## PROBLEM STATEMENT
Collect all lines below with the string "Area".

-- start of RECORDS TO PROCESS --

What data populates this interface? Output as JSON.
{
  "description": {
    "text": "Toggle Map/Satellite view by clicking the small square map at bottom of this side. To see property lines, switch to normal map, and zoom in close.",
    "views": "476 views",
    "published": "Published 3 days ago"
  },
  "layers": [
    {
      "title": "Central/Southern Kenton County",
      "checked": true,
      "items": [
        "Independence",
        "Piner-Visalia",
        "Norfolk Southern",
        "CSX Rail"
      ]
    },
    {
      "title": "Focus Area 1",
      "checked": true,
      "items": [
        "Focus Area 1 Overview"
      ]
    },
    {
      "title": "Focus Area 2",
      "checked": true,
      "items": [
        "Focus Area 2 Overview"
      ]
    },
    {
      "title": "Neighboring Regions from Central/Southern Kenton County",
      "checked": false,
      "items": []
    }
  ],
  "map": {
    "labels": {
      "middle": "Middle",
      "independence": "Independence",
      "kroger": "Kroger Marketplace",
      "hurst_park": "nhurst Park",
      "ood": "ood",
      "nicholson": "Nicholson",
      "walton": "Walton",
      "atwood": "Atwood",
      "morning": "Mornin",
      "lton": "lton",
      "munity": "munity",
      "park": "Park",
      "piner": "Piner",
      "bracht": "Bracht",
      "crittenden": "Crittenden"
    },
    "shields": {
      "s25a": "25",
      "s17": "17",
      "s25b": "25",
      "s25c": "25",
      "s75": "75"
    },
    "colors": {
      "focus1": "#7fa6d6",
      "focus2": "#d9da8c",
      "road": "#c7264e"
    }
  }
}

-- end of RECORDS TO PROCESS --

## IN RESPONSE
      "title": "Focus Area 1",
        "Focus Area 1 Overview"
      "title": "Focus Area 2",
        "Focus Area 2 Overview"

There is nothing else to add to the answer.